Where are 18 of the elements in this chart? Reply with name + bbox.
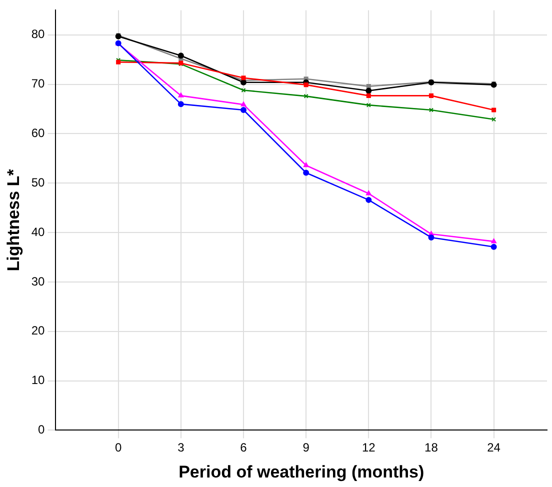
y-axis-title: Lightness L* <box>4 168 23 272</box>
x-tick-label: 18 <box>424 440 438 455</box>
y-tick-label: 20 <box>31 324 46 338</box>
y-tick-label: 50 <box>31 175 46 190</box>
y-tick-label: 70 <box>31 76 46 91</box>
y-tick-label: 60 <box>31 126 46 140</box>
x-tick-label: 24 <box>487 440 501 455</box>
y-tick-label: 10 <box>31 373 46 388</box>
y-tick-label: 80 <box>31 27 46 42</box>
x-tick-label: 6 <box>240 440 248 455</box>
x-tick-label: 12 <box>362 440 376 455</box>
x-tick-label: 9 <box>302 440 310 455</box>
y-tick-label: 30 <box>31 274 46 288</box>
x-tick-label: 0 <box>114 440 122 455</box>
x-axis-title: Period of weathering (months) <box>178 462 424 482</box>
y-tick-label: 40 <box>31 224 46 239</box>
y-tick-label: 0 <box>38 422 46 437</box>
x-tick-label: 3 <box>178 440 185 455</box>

--

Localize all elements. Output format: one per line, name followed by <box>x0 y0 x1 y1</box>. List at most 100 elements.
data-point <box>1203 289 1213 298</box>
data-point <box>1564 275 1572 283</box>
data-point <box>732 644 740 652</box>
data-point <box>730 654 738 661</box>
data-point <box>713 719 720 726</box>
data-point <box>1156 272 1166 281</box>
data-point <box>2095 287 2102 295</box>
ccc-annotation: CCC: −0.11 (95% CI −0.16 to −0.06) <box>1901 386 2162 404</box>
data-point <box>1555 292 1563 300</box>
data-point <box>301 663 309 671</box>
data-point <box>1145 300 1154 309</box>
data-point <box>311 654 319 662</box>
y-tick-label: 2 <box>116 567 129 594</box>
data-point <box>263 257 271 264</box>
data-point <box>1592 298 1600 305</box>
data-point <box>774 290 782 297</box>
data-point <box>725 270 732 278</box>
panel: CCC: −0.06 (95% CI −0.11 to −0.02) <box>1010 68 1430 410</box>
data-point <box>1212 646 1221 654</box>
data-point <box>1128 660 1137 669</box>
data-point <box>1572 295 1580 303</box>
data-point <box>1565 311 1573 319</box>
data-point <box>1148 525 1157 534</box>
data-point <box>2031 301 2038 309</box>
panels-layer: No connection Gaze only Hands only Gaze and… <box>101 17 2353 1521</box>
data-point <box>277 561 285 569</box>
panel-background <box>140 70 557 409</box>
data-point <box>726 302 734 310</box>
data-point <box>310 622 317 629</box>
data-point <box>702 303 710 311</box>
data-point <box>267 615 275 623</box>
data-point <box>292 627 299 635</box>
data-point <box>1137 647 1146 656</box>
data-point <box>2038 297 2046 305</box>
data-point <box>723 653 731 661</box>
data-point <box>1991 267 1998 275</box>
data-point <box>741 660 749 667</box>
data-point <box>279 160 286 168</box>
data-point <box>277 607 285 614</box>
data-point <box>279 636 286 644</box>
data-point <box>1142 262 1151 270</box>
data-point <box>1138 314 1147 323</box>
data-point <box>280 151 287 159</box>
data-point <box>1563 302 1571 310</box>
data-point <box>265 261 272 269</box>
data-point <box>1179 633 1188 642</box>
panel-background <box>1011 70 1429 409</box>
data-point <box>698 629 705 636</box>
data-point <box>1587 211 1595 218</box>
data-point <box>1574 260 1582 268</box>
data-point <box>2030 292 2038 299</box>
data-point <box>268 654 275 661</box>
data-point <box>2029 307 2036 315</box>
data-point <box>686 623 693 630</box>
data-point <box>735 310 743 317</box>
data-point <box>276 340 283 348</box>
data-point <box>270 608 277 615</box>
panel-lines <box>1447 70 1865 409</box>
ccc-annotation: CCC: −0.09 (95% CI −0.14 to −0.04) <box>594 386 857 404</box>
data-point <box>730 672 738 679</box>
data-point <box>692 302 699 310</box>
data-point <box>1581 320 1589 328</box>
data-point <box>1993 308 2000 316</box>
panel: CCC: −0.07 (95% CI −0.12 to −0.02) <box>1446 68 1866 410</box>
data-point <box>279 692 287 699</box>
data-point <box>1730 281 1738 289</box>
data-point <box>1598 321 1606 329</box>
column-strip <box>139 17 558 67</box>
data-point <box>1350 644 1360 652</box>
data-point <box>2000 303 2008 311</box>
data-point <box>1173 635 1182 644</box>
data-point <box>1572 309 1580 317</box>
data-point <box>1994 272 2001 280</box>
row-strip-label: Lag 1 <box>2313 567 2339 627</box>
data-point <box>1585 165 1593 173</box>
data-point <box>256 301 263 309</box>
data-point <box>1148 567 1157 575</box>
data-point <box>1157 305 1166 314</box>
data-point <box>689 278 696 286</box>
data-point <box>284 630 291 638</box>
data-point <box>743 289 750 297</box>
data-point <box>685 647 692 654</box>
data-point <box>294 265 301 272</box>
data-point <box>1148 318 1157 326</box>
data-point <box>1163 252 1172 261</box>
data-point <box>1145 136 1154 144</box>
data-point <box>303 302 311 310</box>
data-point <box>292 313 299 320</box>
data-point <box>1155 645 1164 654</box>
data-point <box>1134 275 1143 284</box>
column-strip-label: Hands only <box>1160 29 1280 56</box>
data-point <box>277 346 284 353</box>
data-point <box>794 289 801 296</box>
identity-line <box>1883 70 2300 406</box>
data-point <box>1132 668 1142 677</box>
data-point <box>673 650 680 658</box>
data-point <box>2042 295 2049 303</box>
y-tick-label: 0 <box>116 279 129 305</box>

● **STATED TASK**
Pick out every line above that contains the string "axis", and copy each one in full.

● **CORRECT RESPONSE**
y-axis-title: Lightness L* <box>4 168 23 272</box>
x-axis-title: Period of weathering (months) <box>178 462 424 482</box>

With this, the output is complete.